Provided records:
::::::::

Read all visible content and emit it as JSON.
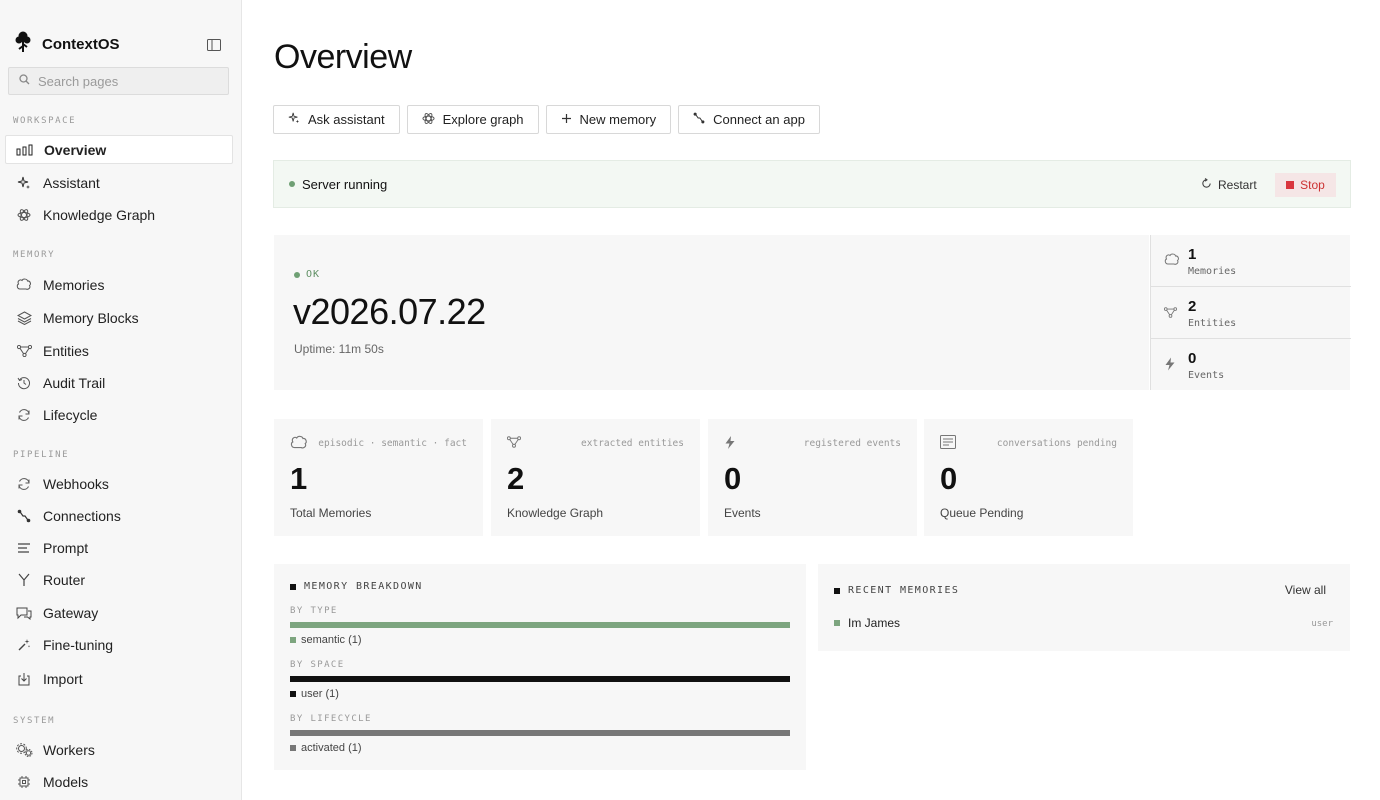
{
  "brand": {
    "name": "ContextOS"
  },
  "search": {
    "placeholder": "Search pages"
  },
  "sidebar": {
    "sections": {
      "workspace": "WORKSPACE",
      "memory": "MEMORY",
      "pipeline": "PIPELINE",
      "system": "SYSTEM"
    },
    "items": {
      "overview": "Overview",
      "assistant": "Assistant",
      "knowledge_graph": "Knowledge Graph",
      "memories": "Memories",
      "memory_blocks": "Memory Blocks",
      "entities": "Entities",
      "audit_trail": "Audit Trail",
      "lifecycle": "Lifecycle",
      "webhooks": "Webhooks",
      "connections": "Connections",
      "prompt": "Prompt",
      "router": "Router",
      "gateway": "Gateway",
      "fine_tuning": "Fine-tuning",
      "import": "Import",
      "workers": "Workers",
      "models": "Models"
    }
  },
  "page": {
    "title": "Overview"
  },
  "actions": {
    "ask_assistant": "Ask assistant",
    "explore_graph": "Explore graph",
    "new_memory": "New memory",
    "connect_app": "Connect an app"
  },
  "server": {
    "status": "Server running",
    "restart": "Restart",
    "stop": "Stop",
    "status_color": "#6fa074",
    "stop_color": "#d9363e"
  },
  "version_card": {
    "status": "OK",
    "version": "v2026.07.22",
    "uptime": "Uptime: 11m 50s"
  },
  "side_stats": {
    "memories": {
      "value": "1",
      "label": "Memories"
    },
    "entities": {
      "value": "2",
      "label": "Entities"
    },
    "events": {
      "value": "0",
      "label": "Events"
    }
  },
  "metrics": {
    "total_memories": {
      "tag": "episodic · semantic · fact",
      "value": "1",
      "label": "Total Memories"
    },
    "knowledge_graph": {
      "tag": "extracted entities",
      "value": "2",
      "label": "Knowledge Graph"
    },
    "events": {
      "tag": "registered events",
      "value": "0",
      "label": "Events"
    },
    "queue": {
      "tag": "conversations pending",
      "value": "0",
      "label": "Queue Pending"
    }
  },
  "breakdown": {
    "title": "MEMORY BREAKDOWN",
    "by_type": {
      "label": "BY TYPE",
      "legend": "semantic (1)",
      "color": "#7da57f",
      "fraction": 1.0
    },
    "by_space": {
      "label": "BY SPACE",
      "legend": "user (1)",
      "color": "#111111",
      "fraction": 1.0
    },
    "by_lifecycle": {
      "label": "BY LIFECYCLE",
      "legend": "activated (1)",
      "color": "#777777",
      "fraction": 1.0
    }
  },
  "recent": {
    "title": "RECENT MEMORIES",
    "view_all": "View all",
    "items": [
      {
        "text": "Im James",
        "space": "user"
      }
    ]
  }
}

::::::::

Repeat the material above verbatim. Leave the pictures behind.

Read all visible content and emit it as JSON.
{
  "brand": {
    "name": "ContextOS"
  },
  "search": {
    "placeholder": "Search pages"
  },
  "sidebar": {
    "sections": {
      "workspace": "WORKSPACE",
      "memory": "MEMORY",
      "pipeline": "PIPELINE",
      "system": "SYSTEM"
    },
    "items": {
      "overview": "Overview",
      "assistant": "Assistant",
      "knowledge_graph": "Knowledge Graph",
      "memories": "Memories",
      "memory_blocks": "Memory Blocks",
      "entities": "Entities",
      "audit_trail": "Audit Trail",
      "lifecycle": "Lifecycle",
      "webhooks": "Webhooks",
      "connections": "Connections",
      "prompt": "Prompt",
      "router": "Router",
      "gateway": "Gateway",
      "fine_tuning": "Fine-tuning",
      "import": "Import",
      "workers": "Workers",
      "models": "Models"
    }
  },
  "page": {
    "title": "Overview"
  },
  "actions": {
    "ask_assistant": "Ask assistant",
    "explore_graph": "Explore graph",
    "new_memory": "New memory",
    "connect_app": "Connect an app"
  },
  "server": {
    "status": "Server running",
    "restart": "Restart",
    "stop": "Stop",
    "status_color": "#6fa074",
    "stop_color": "#d9363e"
  },
  "version_card": {
    "status": "OK",
    "version": "v2026.07.22",
    "uptime": "Uptime: 11m 50s"
  },
  "side_stats": {
    "memories": {
      "value": "1",
      "label": "Memories"
    },
    "entities": {
      "value": "2",
      "label": "Entities"
    },
    "events": {
      "value": "0",
      "label": "Events"
    }
  },
  "metrics": {
    "total_memories": {
      "tag": "episodic · semantic · fact",
      "value": "1",
      "label": "Total Memories"
    },
    "knowledge_graph": {
      "tag": "extracted entities",
      "value": "2",
      "label": "Knowledge Graph"
    },
    "events": {
      "tag": "registered events",
      "value": "0",
      "label": "Events"
    },
    "queue": {
      "tag": "conversations pending",
      "value": "0",
      "label": "Queue Pending"
    }
  },
  "breakdown": {
    "title": "MEMORY BREAKDOWN",
    "by_type": {
      "label": "BY TYPE",
      "legend": "semantic (1)",
      "color": "#7da57f",
      "fraction": 1.0
    },
    "by_space": {
      "label": "BY SPACE",
      "legend": "user (1)",
      "color": "#111111",
      "fraction": 1.0
    },
    "by_lifecycle": {
      "label": "BY LIFECYCLE",
      "legend": "activated (1)",
      "color": "#777777",
      "fraction": 1.0
    }
  },
  "recent": {
    "title": "RECENT MEMORIES",
    "view_all": "View all",
    "items": [
      {
        "text": "Im James",
        "space": "user"
      }
    ]
  }
}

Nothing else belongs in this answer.